Dataset entries
───

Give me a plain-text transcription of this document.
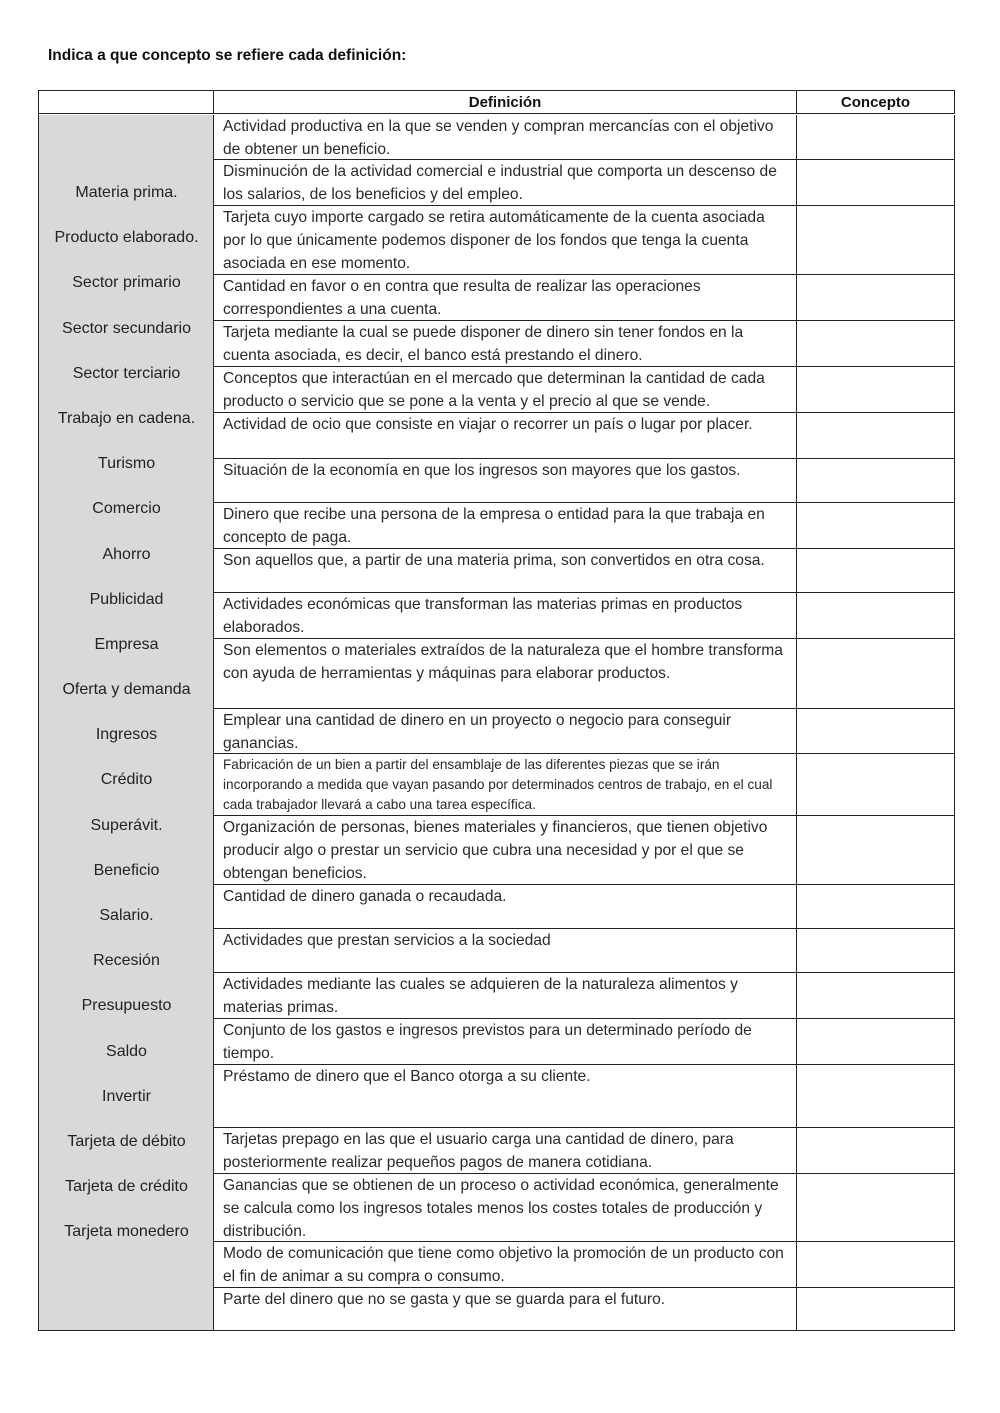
Indica a que concepto se refiere cada definición:
Definición	Concepto
Materia prima.
Producto elaborado.
Sector primario
Sector secundario
Sector terciario
Trabajo en cadena.
Turismo
Comercio
Ahorro
Publicidad
Empresa
Oferta y demanda
Ingresos
Crédito
Superávit.
Beneficio
Salario.
Recesión
Presupuesto
Saldo
Invertir
Tarjeta de débito
Tarjeta de crédito
Tarjeta monedero
Actividad productiva en la que se venden y compran mercancías con el objetivo de obtener un beneficio.
Disminución de la actividad comercial e industrial que comporta un descenso de los salarios, de los beneficios y del empleo.
Tarjeta cuyo importe cargado se retira automáticamente de la cuenta asociada por lo que únicamente podemos disponer de los fondos que tenga la cuenta asociada en ese momento.
Cantidad en favor o en contra que resulta de realizar las operaciones correspondientes a una cuenta.
Tarjeta mediante la cual se puede disponer de dinero sin tener fondos en la cuenta asociada, es decir, el banco está prestando el dinero.
Conceptos que interactúan en el mercado que determinan la cantidad de cada producto o servicio que se pone a la venta y el precio al que se vende.
Actividad de ocio que consiste en viajar o recorrer un país o lugar por placer.
Situación de la economía en que los ingresos son mayores que los gastos.
Dinero que recibe una persona de la empresa o entidad para la que trabaja en concepto de paga.
Son aquellos que, a partir de una materia prima, son convertidos en otra cosa.
Actividades económicas que transforman las materias primas en productos elaborados.
Son elementos o materiales extraídos de la naturaleza que el hombre transforma con ayuda de herramientas y máquinas para elaborar productos.
Emplear una cantidad de dinero en un proyecto o negocio para conseguir ganancias.
Fabricación de un bien a partir del ensamblaje de las diferentes piezas que se irán incorporando a medida que vayan pasando por determinados centros de trabajo, en el cual cada trabajador llevará a cabo una tarea específica.
Organización de personas, bienes materiales y financieros, que tienen objetivo producir algo o prestar un servicio que cubra una necesidad y por el que se obtengan beneficios.
Cantidad de dinero ganada o recaudada.
Actividades que prestan servicios a la sociedad
Actividades mediante las cuales se adquieren de la naturaleza alimentos y materias primas.
Conjunto de los gastos e ingresos previstos para un determinado período de tiempo.
Préstamo de dinero que el Banco otorga a su cliente.
Tarjetas prepago en las que el usuario carga una cantidad de dinero, para posteriormente realizar pequeños pagos de manera cotidiana.
Ganancias que se obtienen de un proceso o actividad económica, generalmente se calcula como los ingresos totales menos los costes totales de producción y distribución.
Modo de comunicación que tiene como objetivo la promoción de un producto con el fin de animar a su compra o consumo.
Parte del dinero que no se gasta y que se guarda para el futuro.
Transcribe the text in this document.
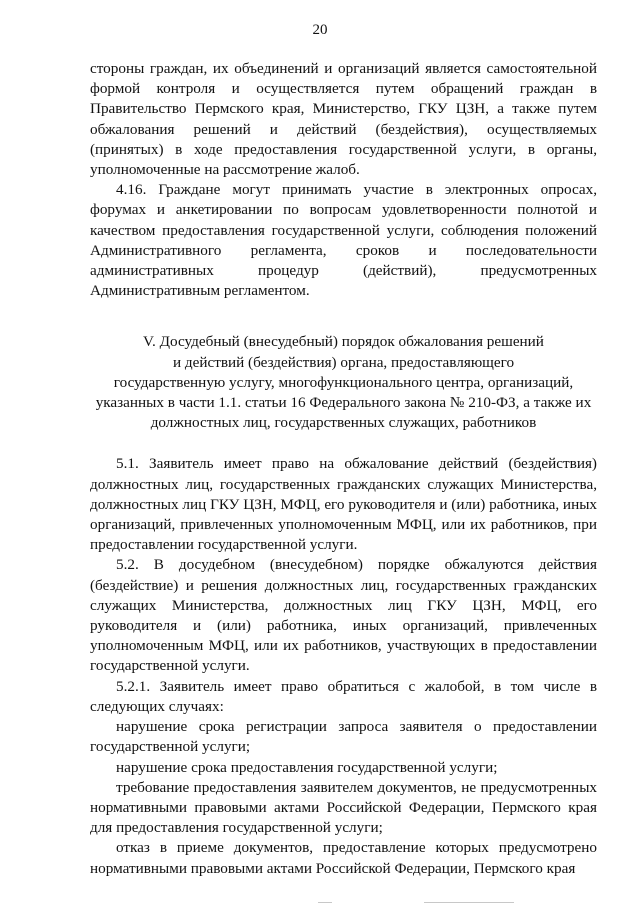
20

стороны граждан, их объединений и организаций является самостоятельной формой контроля и осуществляется путем обращений граждан в Правительство Пермского края, Министерство, ГКУ ЦЗН, а также путем обжалования решений и действий (бездействия), осуществляемых (принятых) в ходе предоставления государственной услуги, в органы, уполномоченные на рассмотрение жалоб.

4.16. Граждане могут принимать участие в электронных опросах, форумах и анкетировании по вопросам удовлетворенности полнотой и качеством предоставления государственной услуги, соблюдения положений Административного регламента, сроков и последовательности административных процедур (действий), предусмотренных Административным регламентом.

V. Досудебный (внесудебный) порядок обжалования решений
и действий (бездействия) органа, предоставляющего
государственную услугу, многофункционального центра, организаций,
указанных в части 1.1. статьи 16 Федерального закона № 210-ФЗ, а также их
должностных лиц, государственных служащих, работников

5.1. Заявитель имеет право на обжалование действий (бездействия) должностных лиц, государственных гражданских служащих Министерства, должностных лиц ГКУ ЦЗН, МФЦ, его руководителя и (или) работника, иных организаций, привлеченных уполномоченным МФЦ, или их работников, при предоставлении государственной услуги.

5.2. В досудебном (внесудебном) порядке обжалуются действия (бездействие) и решения должностных лиц, государственных гражданских служащих Министерства, должностных лиц ГКУ ЦЗН, МФЦ, его руководителя и (или) работника, иных организаций, привлеченных уполномоченным МФЦ, или их работников, участвующих в предоставлении государственной услуги.

5.2.1. Заявитель имеет право обратиться с жалобой, в том числе в следующих случаях:

нарушение срока регистрации запроса заявителя о предоставлении государственной услуги;

нарушение срока предоставления государственной услуги;

требование предоставления заявителем документов, не предусмотренных нормативными правовыми актами Российской Федерации, Пермского края для предоставления государственной услуги;

отказ в приеме документов, предоставление которых предусмотрено нормативными правовыми актами Российской Федерации, Пермского края
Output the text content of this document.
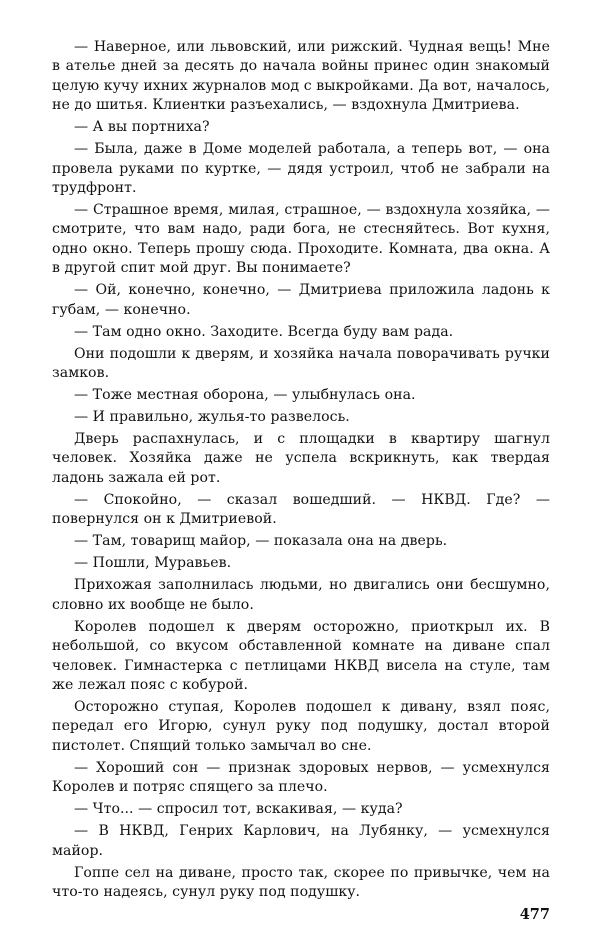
— Наверное, или львовский, или рижский. Чудная вещь! Мне в ателье дней за десять до начала войны принес один знакомый целую кучу ихних журналов мод с выкройками. Да вот, началось, не до шитья. Клиентки разъехались, — вздохнула Дмитриева.

— А вы портниха?

— Была, даже в Доме моделей работала, а теперь вот, — она провела руками по куртке, — дядя устроил, чтоб не забрали на трудфронт.

— Страшное время, милая, страшное, — вздохнула хозяйка, — смотрите, что вам надо, ради бога, не стесняйтесь. Вот кухня, одно окно. Теперь прошу сюда. Проходите. Комната, два окна. А в другой спит мой друг. Вы понимаете?

— Ой, конечно, конечно, — Дмитриева приложила ладонь к губам, — конечно.

— Там одно окно. Заходите. Всегда буду вам рада.

Они подошли к дверям, и хозяйка начала поворачивать ручки замков.

— Тоже местная оборона, — улыбнулась она.

— И правильно, жулья-то развелось.

Дверь распахнулась, и с площадки в квартиру шагнул человек. Хозяйка даже не успела вскрикнуть, как твердая ладонь зажала ей рот.

— Спокойно, — сказал вошедший. — НКВД. Где? — повернулся он к Дмитриевой.

— Там, товарищ майор, — показала она на дверь.

— Пошли, Муравьев.

Прихожая заполнилась людьми, но двигались они бесшумно, словно их вообще не было.

Королев подошел к дверям осторожно, приоткрыл их. В небольшой, со вкусом обставленной комнате на диване спал человек. Гимнастерка с петлицами НКВД висела на стуле, там же лежал пояс с кобурой.

Осторожно ступая, Королев подошел к дивану, взял пояс, передал его Игорю, сунул руку под подушку, достал второй пистолет. Спящий только замычал во сне.

— Хороший сон — признак здоровых нервов, — усмехнулся Королев и потряс спящего за плечо.

— Что... — спросил тот, вскакивая, — куда?

— В НКВД, Генрих Карлович, на Лубянку, — усмехнулся майор.

Гоппе сел на диване, просто так, скорее по привычке, чем на что-то надеясь, сунул руку под подушку.

477
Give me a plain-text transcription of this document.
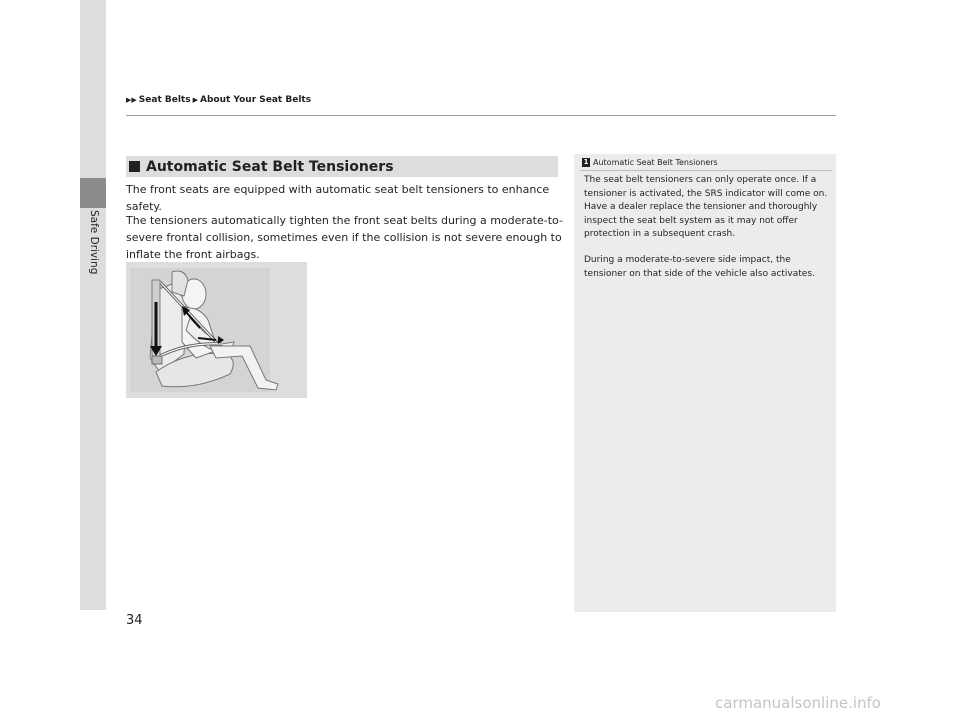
Safe Driving
▶▶ Seat Belts ▶ About Your Seat Belts
Automatic Seat Belt Tensioners

The front seats are equipped with automatic seat belt tensioners to enhance safety.

The tensioners automatically tighten the front seat belts during a moderate-to-severe frontal collision, sometimes even if the collision is not severe enough to inflate the front airbags.

1 Automatic Seat Belt Tensioners

The seat belt tensioners can only operate once. If a tensioner is activated, the SRS indicator will come on. Have a dealer replace the tensioner and thoroughly inspect the seat belt system as it may not offer protection in a subsequent crash.

During a moderate-to-severe side impact, the tensioner on that side of the vehicle also activates.

34
carmanualsonline.info
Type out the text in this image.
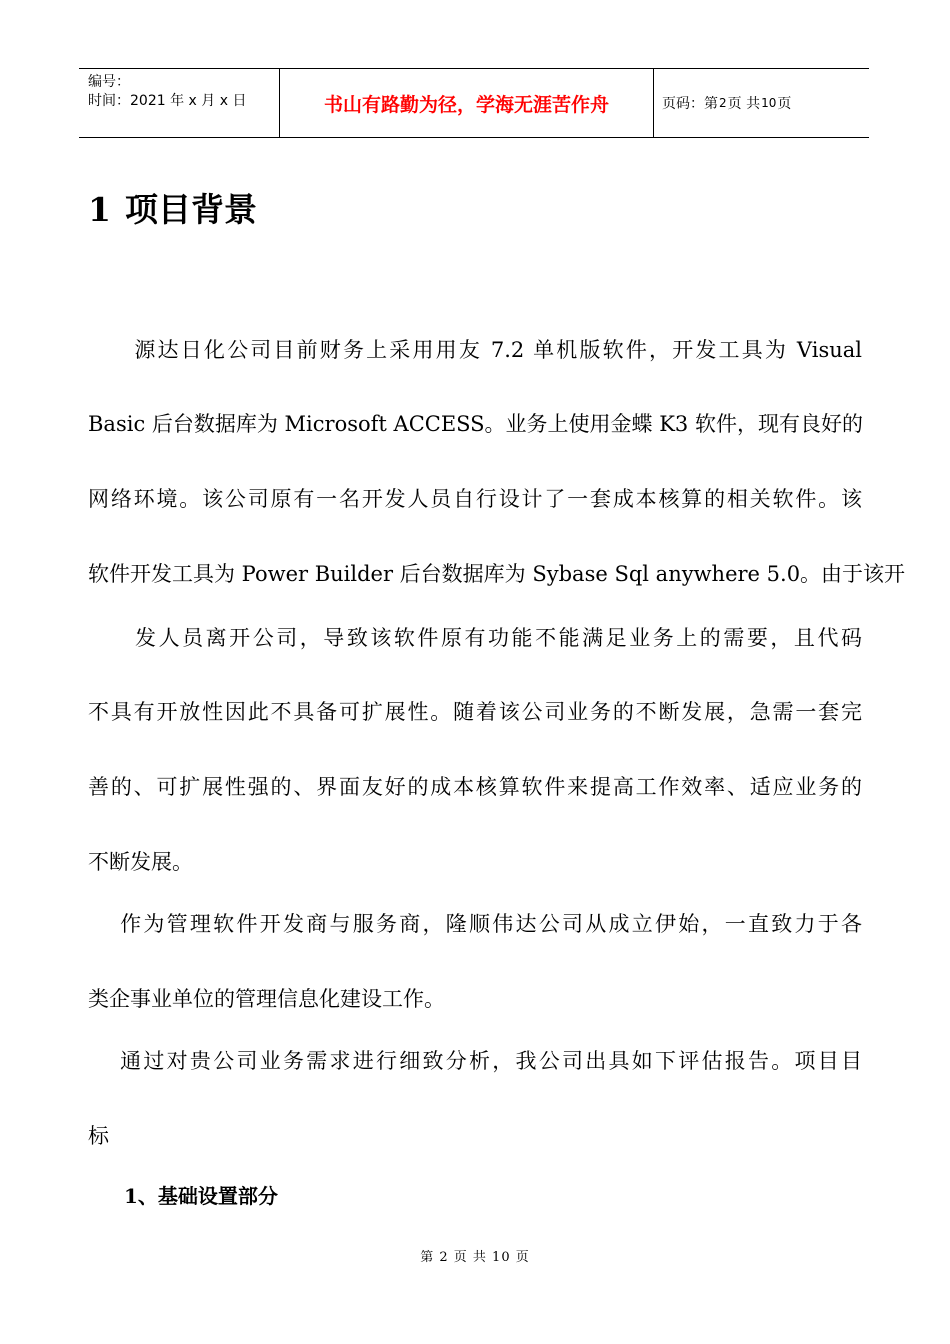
编号：
时间：2021 年 x 月 x 日	书山有路勤为径，学海无涯苦作舟	页码：第 2 页 共 10 页
1 项目背景

　　源达日化公司目前财务上采用用友 7.2 单机版软件，开发工具为 Visual

Basic 后台数据库为 Microsoft ACCESS。业务上使用金蝶 K3 软件，现有良好的

网络环境。该公司原有一名开发人员自行设计了一套成本核算的相关软件。该

软件开发工具为 Power Builder 后台数据库为 Sybase Sql anywhere 5.0。由于该开

　　发人员离开公司，导致该软件原有功能不能满足业务上的需要，且代码

不具有开放性因此不具备可扩展性。随着该公司业务的不断发展，急需一套完

善的、可扩展性强的、界面友好的成本核算软件来提高工作效率、适应业务的

不断发展。

　 作为管理软件开发商与服务商，隆顺伟达公司从成立伊始，一直致力于各

类企事业单位的管理信息化建设工作。

　 通过对贵公司业务需求进行细致分析，我公司出具如下评估报告。项目目

标

1、基础设置部分
第 2 页 共 10 页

───

Problem to work on - Look through the entries and return every line where "руку" appears.

Answer to this exercise -
Осторожно ступая, Королев подошел к дивану, взял пояс, передал его Игорю, сунул руку под подушку, достал второй пистолет. Спящий только замычал во сне.
Гоппе сел на диване, просто так, скорее по привычке, чем на что-то надеясь, сунул руку под подушку.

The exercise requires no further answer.